__Brief__.
Read the material below and tally how many lines hold the word "decl", giving the number and nothing else.

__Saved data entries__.
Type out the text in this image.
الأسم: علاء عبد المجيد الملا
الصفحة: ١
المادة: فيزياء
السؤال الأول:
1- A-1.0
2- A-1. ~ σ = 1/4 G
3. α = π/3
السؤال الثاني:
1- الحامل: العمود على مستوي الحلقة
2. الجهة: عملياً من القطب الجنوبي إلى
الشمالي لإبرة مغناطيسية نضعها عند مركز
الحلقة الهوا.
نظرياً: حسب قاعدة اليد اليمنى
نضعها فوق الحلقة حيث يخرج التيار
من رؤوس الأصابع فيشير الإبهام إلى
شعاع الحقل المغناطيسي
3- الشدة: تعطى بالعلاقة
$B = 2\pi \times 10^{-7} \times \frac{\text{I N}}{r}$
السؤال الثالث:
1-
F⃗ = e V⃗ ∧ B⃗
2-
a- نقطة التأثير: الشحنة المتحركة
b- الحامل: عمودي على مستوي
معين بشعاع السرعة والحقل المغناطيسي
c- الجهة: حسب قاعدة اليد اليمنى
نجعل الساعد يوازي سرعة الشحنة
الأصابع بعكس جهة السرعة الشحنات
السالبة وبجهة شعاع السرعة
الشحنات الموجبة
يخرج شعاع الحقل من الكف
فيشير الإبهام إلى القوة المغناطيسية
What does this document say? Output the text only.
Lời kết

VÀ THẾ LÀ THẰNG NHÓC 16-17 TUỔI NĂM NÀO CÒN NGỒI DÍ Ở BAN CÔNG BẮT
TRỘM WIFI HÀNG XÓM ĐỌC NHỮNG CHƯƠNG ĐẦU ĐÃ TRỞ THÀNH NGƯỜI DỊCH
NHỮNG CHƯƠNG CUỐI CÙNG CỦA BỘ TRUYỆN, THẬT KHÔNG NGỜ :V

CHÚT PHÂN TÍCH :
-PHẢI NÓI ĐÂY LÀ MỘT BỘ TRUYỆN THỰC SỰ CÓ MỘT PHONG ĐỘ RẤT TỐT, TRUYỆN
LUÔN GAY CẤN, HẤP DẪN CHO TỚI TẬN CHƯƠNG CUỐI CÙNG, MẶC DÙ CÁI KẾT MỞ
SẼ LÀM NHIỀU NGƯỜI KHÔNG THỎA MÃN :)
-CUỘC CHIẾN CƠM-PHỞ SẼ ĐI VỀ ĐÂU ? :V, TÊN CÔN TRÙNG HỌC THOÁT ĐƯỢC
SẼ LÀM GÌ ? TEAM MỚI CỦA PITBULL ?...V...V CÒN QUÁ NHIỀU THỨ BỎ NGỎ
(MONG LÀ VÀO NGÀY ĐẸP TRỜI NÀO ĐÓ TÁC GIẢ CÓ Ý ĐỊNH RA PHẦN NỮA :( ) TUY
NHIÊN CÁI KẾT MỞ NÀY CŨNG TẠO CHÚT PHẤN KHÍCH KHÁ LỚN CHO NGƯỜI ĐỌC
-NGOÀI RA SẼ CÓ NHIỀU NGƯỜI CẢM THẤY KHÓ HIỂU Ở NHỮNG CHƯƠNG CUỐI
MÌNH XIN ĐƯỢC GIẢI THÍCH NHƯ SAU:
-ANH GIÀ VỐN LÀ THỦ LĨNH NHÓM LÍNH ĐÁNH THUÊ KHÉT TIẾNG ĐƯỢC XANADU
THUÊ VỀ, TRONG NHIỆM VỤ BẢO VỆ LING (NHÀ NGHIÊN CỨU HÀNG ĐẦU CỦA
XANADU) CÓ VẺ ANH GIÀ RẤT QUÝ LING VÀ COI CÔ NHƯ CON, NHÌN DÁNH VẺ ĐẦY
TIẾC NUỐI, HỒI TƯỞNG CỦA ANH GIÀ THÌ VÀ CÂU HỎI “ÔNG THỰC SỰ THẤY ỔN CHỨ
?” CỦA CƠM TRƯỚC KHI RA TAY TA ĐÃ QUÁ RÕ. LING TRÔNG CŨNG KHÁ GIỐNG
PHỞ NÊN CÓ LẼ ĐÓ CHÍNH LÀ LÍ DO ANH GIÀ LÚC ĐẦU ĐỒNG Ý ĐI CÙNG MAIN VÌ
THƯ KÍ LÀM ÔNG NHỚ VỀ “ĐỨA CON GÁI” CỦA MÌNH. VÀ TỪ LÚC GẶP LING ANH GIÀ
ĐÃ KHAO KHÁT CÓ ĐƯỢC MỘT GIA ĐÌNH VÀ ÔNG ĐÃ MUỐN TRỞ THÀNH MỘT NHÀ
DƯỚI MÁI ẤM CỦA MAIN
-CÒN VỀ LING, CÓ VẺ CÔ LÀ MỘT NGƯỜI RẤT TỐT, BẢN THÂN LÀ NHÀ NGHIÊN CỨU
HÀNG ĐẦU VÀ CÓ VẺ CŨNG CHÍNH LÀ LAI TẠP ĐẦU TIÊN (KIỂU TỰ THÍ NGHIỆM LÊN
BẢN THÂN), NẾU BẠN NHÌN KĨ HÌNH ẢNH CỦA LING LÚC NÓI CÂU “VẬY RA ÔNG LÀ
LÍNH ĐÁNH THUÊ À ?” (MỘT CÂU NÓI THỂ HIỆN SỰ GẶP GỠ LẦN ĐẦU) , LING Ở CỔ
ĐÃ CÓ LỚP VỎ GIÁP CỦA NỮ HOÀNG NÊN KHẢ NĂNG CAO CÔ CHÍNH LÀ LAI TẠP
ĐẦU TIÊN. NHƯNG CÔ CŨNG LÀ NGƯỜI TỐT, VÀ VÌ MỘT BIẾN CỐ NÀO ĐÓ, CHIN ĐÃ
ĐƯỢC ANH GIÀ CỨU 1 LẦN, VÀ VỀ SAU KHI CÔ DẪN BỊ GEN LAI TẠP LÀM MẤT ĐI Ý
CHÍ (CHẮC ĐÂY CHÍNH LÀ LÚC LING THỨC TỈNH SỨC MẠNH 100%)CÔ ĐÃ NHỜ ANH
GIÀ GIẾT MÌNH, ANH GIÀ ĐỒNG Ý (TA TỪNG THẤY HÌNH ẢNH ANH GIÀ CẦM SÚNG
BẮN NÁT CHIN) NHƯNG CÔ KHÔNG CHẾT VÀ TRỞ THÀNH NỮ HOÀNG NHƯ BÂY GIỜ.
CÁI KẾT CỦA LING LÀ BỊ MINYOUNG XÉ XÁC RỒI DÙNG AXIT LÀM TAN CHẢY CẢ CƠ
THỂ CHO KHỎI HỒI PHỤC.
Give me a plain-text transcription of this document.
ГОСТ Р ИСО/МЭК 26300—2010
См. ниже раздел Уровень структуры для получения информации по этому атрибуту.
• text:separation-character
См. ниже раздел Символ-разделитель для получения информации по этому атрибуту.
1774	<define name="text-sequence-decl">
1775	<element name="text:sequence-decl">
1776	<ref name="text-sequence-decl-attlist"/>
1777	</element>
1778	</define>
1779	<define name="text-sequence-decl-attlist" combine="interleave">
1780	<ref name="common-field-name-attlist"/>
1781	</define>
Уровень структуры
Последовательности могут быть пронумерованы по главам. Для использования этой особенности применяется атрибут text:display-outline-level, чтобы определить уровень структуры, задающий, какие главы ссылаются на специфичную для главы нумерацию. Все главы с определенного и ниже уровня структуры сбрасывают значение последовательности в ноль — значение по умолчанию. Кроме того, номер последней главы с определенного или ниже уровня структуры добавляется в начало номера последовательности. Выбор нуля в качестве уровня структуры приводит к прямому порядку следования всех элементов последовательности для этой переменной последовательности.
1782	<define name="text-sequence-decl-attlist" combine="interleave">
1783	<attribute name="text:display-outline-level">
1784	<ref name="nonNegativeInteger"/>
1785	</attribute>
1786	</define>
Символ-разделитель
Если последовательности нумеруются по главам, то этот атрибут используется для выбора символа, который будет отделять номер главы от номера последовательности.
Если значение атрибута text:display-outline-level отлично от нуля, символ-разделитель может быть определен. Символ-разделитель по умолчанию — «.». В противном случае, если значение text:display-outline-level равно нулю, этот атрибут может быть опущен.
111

__Solution to this exercise__.
5